Go through the lines below and copy each one that holds the string "Частота".
= = =
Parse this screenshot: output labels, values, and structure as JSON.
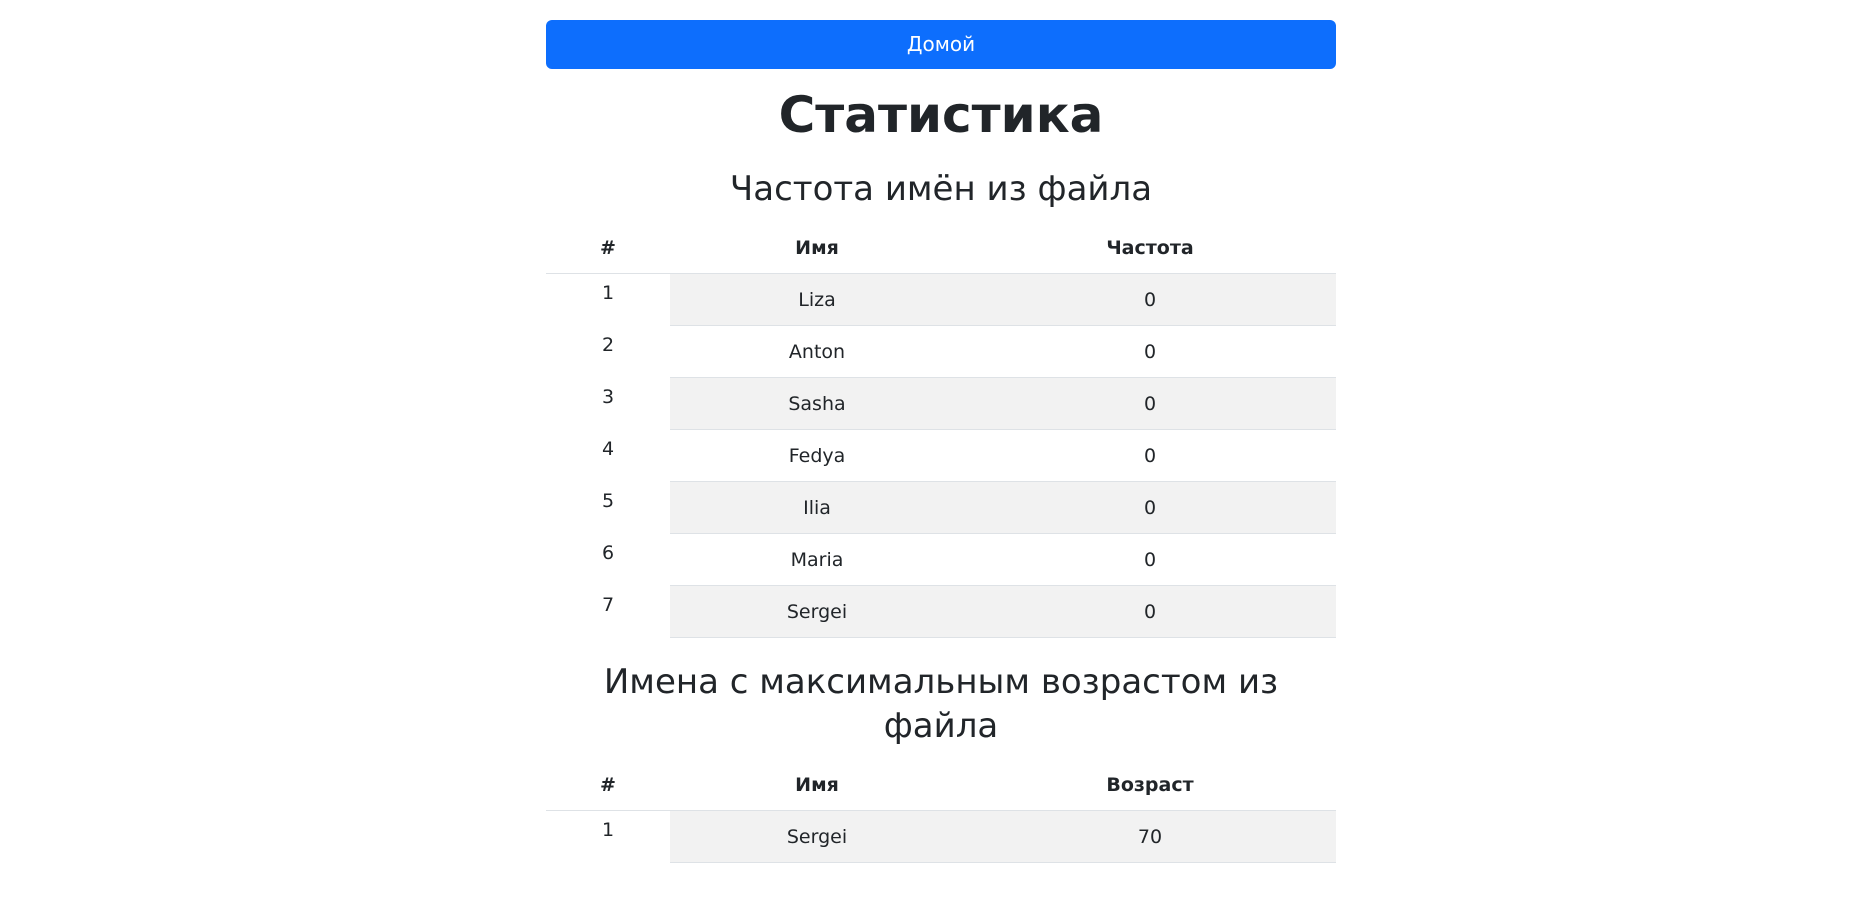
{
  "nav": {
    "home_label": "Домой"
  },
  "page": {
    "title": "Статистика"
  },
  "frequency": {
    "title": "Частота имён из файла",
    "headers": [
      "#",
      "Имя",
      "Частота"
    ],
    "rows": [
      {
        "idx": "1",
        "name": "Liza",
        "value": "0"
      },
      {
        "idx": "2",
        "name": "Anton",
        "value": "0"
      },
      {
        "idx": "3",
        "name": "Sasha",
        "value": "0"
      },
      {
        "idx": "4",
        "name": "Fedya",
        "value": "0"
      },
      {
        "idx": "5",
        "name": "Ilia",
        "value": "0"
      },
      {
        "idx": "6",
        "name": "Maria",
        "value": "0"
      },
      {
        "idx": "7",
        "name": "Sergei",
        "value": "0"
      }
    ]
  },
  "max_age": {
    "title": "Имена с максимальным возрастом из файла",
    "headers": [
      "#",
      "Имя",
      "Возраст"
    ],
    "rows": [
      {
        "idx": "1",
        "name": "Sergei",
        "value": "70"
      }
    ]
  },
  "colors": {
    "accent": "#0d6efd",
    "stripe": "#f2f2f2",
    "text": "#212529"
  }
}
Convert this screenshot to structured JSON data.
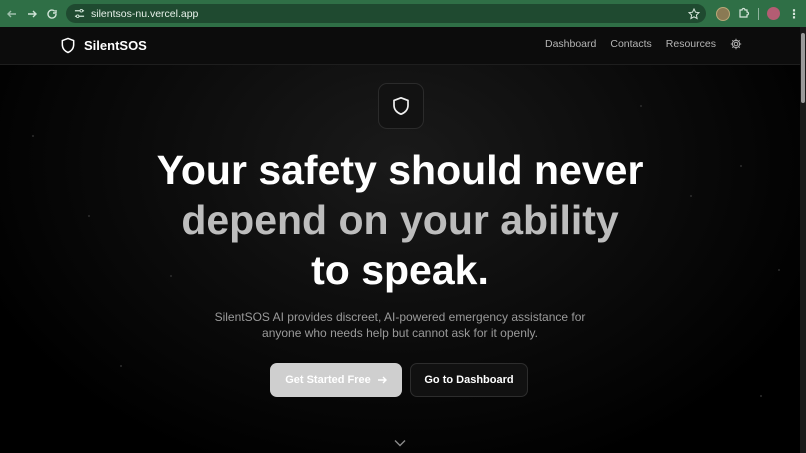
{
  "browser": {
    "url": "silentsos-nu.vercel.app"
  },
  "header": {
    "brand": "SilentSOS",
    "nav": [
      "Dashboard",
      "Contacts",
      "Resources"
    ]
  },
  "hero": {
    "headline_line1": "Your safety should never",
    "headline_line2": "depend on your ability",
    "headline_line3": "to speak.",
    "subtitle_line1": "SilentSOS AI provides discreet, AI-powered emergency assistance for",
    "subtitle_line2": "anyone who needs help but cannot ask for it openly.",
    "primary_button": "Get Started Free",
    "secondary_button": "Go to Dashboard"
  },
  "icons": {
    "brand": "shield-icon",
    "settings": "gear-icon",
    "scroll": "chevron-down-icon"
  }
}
= = =
■ **Completed task**:
    "title": "Частота имён из файла",
      "Частота"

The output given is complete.